[BEGIN Rows]

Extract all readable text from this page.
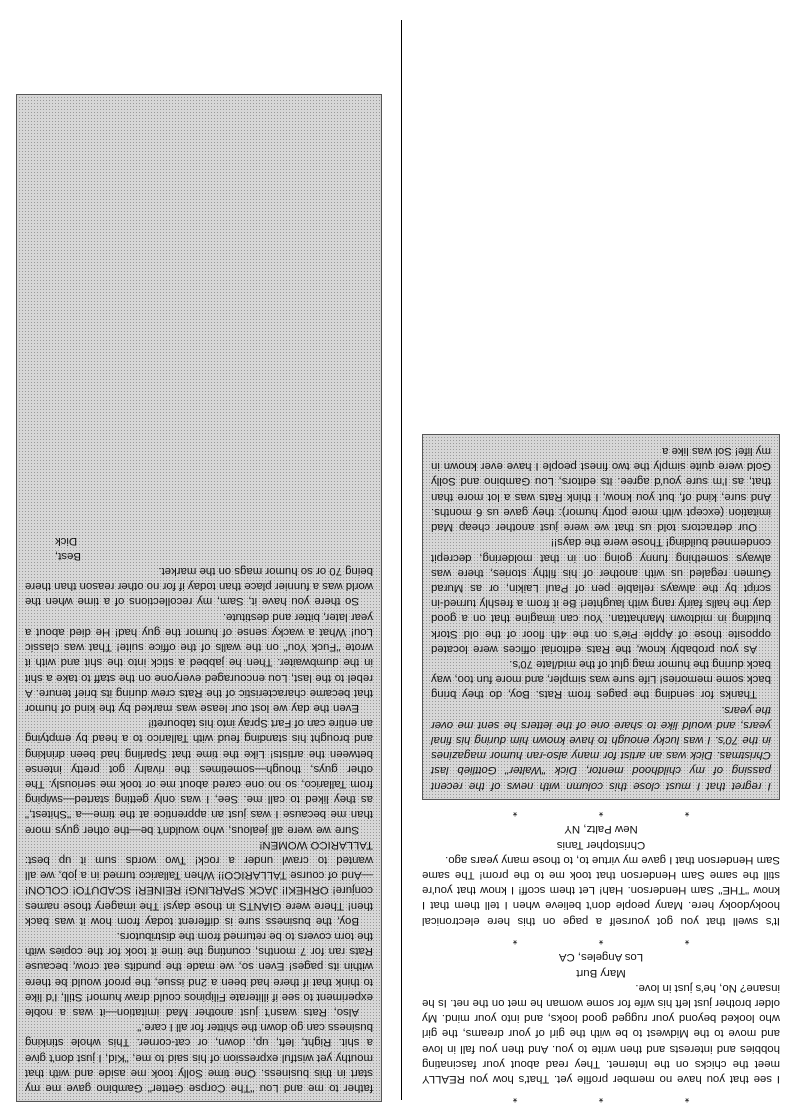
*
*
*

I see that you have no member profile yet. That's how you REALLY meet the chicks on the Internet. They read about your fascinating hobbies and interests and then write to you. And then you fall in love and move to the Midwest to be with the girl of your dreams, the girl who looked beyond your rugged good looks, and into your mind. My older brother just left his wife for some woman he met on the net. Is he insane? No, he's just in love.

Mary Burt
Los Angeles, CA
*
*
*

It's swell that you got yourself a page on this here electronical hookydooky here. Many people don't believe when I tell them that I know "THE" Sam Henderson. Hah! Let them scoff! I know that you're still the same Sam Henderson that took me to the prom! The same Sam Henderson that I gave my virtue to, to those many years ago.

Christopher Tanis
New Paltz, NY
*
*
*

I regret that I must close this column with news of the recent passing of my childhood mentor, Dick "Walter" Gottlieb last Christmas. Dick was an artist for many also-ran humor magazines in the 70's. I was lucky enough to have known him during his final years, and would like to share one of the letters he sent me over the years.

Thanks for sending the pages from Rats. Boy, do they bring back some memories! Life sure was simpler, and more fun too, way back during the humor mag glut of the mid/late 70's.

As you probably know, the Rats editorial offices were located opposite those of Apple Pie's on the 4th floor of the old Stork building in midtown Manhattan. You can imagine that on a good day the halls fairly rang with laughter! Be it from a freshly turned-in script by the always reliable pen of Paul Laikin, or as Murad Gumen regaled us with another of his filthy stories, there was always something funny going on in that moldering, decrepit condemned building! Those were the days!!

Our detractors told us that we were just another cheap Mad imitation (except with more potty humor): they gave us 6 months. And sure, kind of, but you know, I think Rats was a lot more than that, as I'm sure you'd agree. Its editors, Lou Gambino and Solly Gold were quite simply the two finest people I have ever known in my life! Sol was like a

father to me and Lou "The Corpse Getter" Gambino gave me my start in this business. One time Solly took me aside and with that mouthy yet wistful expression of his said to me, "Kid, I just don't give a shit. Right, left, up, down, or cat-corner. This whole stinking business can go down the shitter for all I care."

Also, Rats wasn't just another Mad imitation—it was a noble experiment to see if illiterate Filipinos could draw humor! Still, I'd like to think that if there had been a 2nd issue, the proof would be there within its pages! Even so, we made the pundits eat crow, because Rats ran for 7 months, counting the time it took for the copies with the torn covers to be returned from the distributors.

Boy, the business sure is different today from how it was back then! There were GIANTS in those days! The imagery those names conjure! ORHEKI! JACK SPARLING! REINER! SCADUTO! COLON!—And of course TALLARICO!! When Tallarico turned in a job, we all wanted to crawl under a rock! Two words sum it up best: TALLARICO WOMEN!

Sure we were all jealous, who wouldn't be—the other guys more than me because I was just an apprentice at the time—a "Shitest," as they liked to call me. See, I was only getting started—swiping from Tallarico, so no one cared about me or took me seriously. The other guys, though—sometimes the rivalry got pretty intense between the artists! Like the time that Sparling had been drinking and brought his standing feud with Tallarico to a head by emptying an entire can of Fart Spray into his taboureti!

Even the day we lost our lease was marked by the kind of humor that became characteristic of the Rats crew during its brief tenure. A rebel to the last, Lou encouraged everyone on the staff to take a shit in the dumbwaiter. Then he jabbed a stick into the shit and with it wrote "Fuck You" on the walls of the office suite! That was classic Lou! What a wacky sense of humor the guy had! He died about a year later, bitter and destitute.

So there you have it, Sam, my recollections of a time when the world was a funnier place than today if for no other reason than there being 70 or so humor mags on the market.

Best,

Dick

[END Rows]
[BEGIN Rows]

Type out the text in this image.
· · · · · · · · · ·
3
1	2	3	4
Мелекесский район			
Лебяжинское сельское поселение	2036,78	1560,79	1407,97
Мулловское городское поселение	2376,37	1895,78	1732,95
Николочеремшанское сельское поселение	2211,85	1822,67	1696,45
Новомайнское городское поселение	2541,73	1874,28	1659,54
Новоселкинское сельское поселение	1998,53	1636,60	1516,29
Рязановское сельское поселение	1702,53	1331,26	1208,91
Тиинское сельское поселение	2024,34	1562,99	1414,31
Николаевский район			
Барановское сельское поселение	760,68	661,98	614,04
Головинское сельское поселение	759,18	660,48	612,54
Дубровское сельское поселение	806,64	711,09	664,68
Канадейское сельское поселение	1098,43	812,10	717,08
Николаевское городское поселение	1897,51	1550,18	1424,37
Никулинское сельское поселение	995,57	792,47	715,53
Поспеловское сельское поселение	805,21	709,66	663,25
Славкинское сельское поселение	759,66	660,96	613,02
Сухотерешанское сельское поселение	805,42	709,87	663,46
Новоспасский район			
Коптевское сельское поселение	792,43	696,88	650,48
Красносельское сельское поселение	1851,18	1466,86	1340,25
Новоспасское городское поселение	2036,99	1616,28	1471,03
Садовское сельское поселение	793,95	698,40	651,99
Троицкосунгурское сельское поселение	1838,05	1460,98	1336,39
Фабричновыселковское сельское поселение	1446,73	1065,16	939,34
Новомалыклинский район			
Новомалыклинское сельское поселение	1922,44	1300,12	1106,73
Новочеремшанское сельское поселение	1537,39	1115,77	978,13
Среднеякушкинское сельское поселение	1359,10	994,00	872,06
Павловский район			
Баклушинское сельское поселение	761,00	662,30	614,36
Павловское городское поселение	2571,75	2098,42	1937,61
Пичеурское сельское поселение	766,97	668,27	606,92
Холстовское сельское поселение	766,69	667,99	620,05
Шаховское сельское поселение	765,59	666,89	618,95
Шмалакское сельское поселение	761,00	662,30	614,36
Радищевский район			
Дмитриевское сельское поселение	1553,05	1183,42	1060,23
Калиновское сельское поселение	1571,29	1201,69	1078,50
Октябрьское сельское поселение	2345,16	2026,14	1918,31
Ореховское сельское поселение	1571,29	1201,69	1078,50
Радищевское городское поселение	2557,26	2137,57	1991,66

[END Rows]
[BEGIN Rows]

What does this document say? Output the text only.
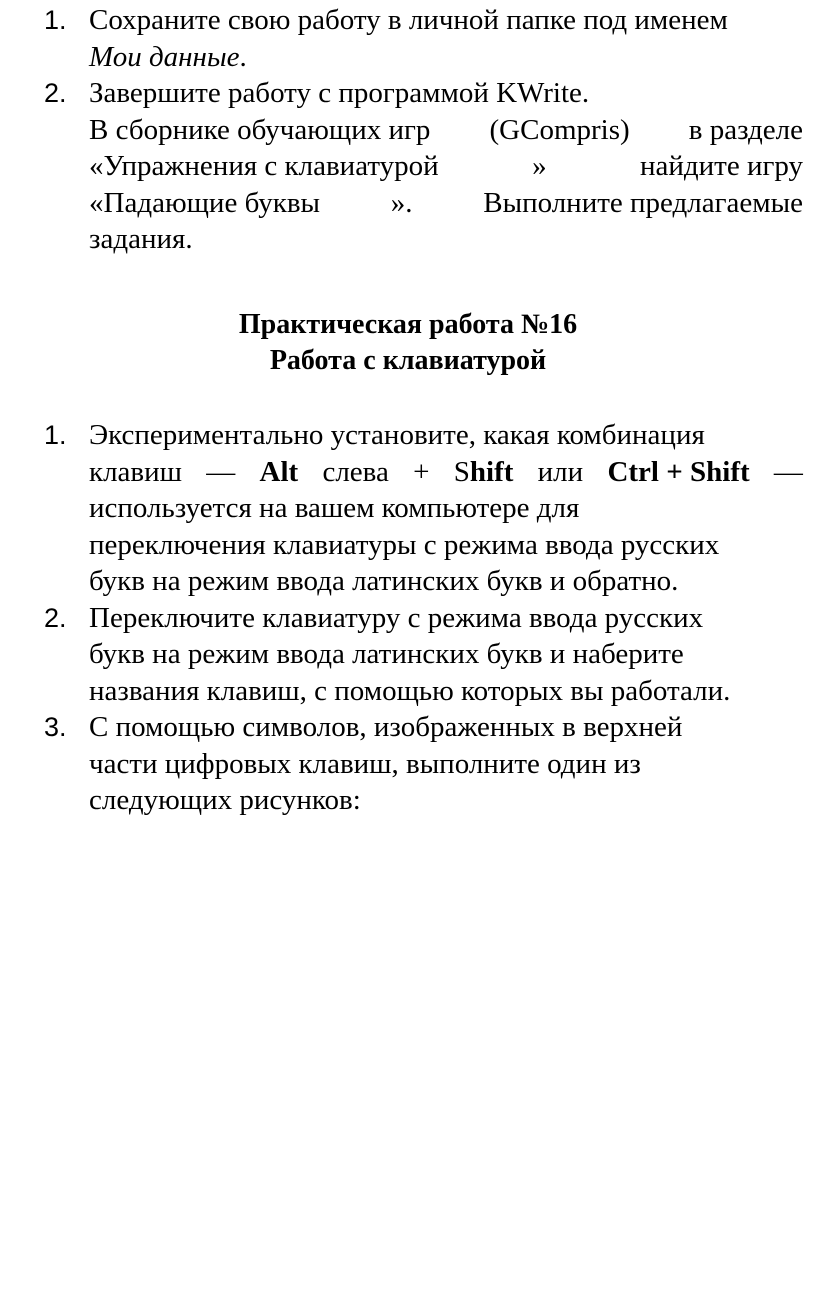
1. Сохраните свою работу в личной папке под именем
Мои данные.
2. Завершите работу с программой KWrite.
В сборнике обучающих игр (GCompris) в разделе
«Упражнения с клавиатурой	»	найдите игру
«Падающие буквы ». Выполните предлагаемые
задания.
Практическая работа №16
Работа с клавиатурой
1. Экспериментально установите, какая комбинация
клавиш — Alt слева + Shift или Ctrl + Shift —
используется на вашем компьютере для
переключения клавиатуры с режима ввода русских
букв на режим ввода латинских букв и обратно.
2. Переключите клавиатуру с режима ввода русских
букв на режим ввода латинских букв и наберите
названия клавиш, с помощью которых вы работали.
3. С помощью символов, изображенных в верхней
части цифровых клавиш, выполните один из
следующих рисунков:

[END Rows]

**The task**
Check every line in the material above for the string "клавиш", then give only the number of lines that have it.

**Result for this task**
3